Required work: Copy the data below exactly.

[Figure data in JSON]
┄┄┄┄┄┄
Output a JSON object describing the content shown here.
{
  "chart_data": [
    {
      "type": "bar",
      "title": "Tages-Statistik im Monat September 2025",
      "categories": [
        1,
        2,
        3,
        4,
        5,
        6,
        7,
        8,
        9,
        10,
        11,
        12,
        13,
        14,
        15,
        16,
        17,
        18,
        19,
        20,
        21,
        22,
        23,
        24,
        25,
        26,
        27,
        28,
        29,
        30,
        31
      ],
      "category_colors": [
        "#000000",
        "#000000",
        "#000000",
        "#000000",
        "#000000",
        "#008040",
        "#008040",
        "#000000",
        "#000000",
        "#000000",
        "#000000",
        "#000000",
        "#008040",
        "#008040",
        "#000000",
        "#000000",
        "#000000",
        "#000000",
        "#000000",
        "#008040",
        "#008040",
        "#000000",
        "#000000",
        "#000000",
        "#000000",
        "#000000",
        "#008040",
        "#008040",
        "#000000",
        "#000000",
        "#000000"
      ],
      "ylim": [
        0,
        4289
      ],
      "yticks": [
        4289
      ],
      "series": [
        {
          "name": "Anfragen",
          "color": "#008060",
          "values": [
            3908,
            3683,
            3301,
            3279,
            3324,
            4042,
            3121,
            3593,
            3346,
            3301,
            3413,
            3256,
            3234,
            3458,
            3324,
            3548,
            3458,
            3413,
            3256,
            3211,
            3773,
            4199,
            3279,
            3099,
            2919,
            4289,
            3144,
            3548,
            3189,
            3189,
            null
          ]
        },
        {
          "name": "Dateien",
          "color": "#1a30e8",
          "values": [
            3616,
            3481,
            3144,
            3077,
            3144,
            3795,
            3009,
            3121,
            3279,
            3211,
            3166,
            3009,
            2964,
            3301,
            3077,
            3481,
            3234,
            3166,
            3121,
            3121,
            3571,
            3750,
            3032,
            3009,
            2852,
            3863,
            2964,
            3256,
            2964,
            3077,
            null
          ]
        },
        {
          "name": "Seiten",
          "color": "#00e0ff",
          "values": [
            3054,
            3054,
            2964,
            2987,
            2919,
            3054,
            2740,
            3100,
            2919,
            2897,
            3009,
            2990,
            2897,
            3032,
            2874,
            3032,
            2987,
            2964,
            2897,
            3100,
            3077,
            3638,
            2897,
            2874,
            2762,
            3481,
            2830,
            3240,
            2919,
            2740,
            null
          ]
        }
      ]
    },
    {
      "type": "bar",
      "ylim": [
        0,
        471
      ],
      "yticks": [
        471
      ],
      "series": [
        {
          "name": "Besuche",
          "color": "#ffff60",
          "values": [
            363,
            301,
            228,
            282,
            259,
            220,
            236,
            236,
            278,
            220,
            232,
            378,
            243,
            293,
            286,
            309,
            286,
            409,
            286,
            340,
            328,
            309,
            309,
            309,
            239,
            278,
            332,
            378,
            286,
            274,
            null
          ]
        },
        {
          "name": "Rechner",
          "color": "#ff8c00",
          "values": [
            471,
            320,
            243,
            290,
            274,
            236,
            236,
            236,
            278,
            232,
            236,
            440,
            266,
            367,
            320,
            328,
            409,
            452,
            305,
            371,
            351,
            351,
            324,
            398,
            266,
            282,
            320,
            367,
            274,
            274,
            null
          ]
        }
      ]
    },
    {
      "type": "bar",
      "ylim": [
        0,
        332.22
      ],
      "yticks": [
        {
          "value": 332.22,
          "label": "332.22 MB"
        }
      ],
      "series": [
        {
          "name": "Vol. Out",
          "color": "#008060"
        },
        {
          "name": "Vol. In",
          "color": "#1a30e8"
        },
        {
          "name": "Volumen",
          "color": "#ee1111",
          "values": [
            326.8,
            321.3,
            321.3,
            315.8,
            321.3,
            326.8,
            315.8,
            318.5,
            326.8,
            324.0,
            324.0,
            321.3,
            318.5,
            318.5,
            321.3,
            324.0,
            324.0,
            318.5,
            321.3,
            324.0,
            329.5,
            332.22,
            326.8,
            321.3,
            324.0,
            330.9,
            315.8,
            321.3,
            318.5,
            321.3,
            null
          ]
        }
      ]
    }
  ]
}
┄┄┄┄┄┄
Response to the task:
Output a JSON object describing the content shown here.
{
  "chart_data": [
    {
      "type": "bar",
      "title": "Tages-Statistik im Monat September 2025",
      "categories": [
        1,
        2,
        3,
        4,
        5,
        6,
        7,
        8,
        9,
        10,
        11,
        12,
        13,
        14,
        15,
        16,
        17,
        18,
        19,
        20,
        21,
        22,
        23,
        24,
        25,
        26,
        27,
        28,
        29,
        30,
        31
      ],
      "category_colors": [
        "#000000",
        "#000000",
        "#000000",
        "#000000",
        "#000000",
        "#008040",
        "#008040",
        "#000000",
        "#000000",
        "#000000",
        "#000000",
        "#000000",
        "#008040",
        "#008040",
        "#000000",
        "#000000",
        "#000000",
        "#000000",
        "#000000",
        "#008040",
        "#008040",
        "#000000",
        "#000000",
        "#000000",
        "#000000",
        "#000000",
        "#008040",
        "#008040",
        "#000000",
        "#000000",
        "#000000"
      ],
      "ylim": [
        0,
        4289
      ],
      "yticks": [
        4289
      ],
      "series": [
        {
          "name": "Anfragen",
          "color": "#008060",
          "values": [
            3908,
            3683,
            3301,
            3279,
            3324,
            4042,
            3121,
            3593,
            3346,
            3301,
            3413,
            3256,
            3234,
            3458,
            3324,
            3548,
            3458,
            3413,
            3256,
            3211,
            3773,
            4199,
            3279,
            3099,
            2919,
            4289,
            3144,
            3548,
            3189,
            3189,
            null
          ]
        },
        {
          "name": "Dateien",
          "color": "#1a30e8",
          "values": [
            3616,
            3481,
            3144,
            3077,
            3144,
            3795,
            3009,
            3121,
            3279,
            3211,
            3166,
            3009,
            2964,
            3301,
            3077,
            3481,
            3234,
            3166,
            3121,
            3121,
            3571,
            3750,
            3032,
            3009,
            2852,
            3863,
            2964,
            3256,
            2964,
            3077,
            null
          ]
        },
        {
          "name": "Seiten",
          "color": "#00e0ff",
          "values": [
            3054,
            3054,
            2964,
            2987,
            2919,
            3054,
            2740,
            3100,
            2919,
            2897,
            3009,
            2990,
            2897,
            3032,
            2874,
            3032,
            2987,
            2964,
            2897,
            3100,
            3077,
            3638,
            2897,
            2874,
            2762,
            3481,
            2830,
            3240,
            2919,
            2740,
            null
          ]
        }
      ]
    },
    {
      "type": "bar",
      "ylim": [
        0,
        471
      ],
      "yticks": [
        471
      ],
      "series": [
        {
          "name": "Besuche",
          "color": "#ffff60",
          "values": [
            363,
            301,
            228,
            282,
            259,
            220,
            236,
            236,
            278,
            220,
            232,
            378,
            243,
            293,
            286,
            309,
            286,
            409,
            286,
            340,
            328,
            309,
            309,
            309,
            239,
            278,
            332,
            378,
            286,
            274,
            null
          ]
        },
        {
          "name": "Rechner",
          "color": "#ff8c00",
          "values": [
            471,
            320,
            243,
            290,
            274,
            236,
            236,
            236,
            278,
            232,
            236,
            440,
            266,
            367,
            320,
            328,
            409,
            452,
            305,
            371,
            351,
            351,
            324,
            398,
            266,
            282,
            320,
            367,
            274,
            274,
            null
          ]
        }
      ]
    },
    {
      "type": "bar",
      "ylim": [
        0,
        332.22
      ],
      "yticks": [
        {
          "value": 332.22,
          "label": "332.22 MB"
        }
      ],
      "series": [
        {
          "name": "Vol. Out",
          "color": "#008060"
        },
        {
          "name": "Vol. In",
          "color": "#1a30e8"
        },
        {
          "name": "Volumen",
          "color": "#ee1111",
          "values": [
            326.8,
            321.3,
            321.3,
            315.8,
            321.3,
            326.8,
            315.8,
            318.5,
            326.8,
            324.0,
            324.0,
            321.3,
            318.5,
            318.5,
            321.3,
            324.0,
            324.0,
            318.5,
            321.3,
            324.0,
            329.5,
            332.22,
            326.8,
            321.3,
            324.0,
            330.9,
            315.8,
            321.3,
            318.5,
            321.3,
            null
          ]
        }
      ]
    }
  ]
}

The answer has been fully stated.